## Start Source material
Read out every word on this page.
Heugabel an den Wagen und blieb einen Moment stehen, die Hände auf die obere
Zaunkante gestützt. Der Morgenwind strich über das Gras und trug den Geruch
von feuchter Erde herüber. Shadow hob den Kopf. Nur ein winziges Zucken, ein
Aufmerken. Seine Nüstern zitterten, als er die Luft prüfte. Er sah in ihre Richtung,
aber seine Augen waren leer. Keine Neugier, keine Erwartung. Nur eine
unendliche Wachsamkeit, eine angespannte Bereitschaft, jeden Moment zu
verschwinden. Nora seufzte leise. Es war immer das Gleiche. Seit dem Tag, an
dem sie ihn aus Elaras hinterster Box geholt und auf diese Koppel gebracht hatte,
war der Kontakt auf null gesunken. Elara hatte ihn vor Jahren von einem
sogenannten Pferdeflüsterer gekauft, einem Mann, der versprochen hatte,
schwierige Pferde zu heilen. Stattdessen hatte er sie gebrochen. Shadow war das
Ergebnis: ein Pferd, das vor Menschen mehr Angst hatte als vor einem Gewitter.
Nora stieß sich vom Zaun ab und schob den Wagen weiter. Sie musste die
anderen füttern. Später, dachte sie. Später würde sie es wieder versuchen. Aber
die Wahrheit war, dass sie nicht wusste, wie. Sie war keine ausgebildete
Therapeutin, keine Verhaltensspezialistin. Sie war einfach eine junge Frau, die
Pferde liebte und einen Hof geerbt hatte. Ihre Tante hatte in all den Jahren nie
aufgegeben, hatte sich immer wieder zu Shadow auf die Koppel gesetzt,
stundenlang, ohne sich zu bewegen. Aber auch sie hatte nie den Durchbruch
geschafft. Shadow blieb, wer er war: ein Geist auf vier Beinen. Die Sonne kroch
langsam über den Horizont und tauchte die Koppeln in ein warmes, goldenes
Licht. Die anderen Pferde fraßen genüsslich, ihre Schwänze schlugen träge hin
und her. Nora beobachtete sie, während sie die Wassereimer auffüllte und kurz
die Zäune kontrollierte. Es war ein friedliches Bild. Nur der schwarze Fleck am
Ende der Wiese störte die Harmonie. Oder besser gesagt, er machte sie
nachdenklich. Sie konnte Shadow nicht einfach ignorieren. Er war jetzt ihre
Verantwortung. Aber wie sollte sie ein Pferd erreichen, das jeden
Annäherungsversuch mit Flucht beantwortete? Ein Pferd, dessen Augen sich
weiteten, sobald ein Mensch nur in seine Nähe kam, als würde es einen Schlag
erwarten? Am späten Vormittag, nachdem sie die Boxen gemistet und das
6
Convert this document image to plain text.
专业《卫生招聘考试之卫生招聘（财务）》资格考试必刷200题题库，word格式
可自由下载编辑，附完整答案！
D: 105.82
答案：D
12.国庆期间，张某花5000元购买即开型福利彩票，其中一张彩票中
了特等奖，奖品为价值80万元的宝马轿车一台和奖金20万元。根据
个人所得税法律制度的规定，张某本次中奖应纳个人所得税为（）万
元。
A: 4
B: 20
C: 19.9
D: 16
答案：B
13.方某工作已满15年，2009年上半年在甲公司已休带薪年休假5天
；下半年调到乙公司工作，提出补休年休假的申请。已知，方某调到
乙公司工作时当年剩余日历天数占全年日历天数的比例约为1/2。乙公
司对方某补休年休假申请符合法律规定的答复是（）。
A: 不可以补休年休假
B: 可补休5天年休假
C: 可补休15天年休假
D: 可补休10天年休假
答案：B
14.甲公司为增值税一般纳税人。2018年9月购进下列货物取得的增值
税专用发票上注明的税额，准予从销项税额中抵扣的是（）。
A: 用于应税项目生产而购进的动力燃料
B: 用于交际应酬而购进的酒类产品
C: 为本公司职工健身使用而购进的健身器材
## End Source material
Identify all lines where the word "anderen" shows up. Copy them.

Task solution »
anderen füttern. Später, dachte sie. Später würde sie es wieder versuchen. Aber
Licht. Die anderen Pferde fraßen genüsslich, ihre Schwänze schlugen träge hin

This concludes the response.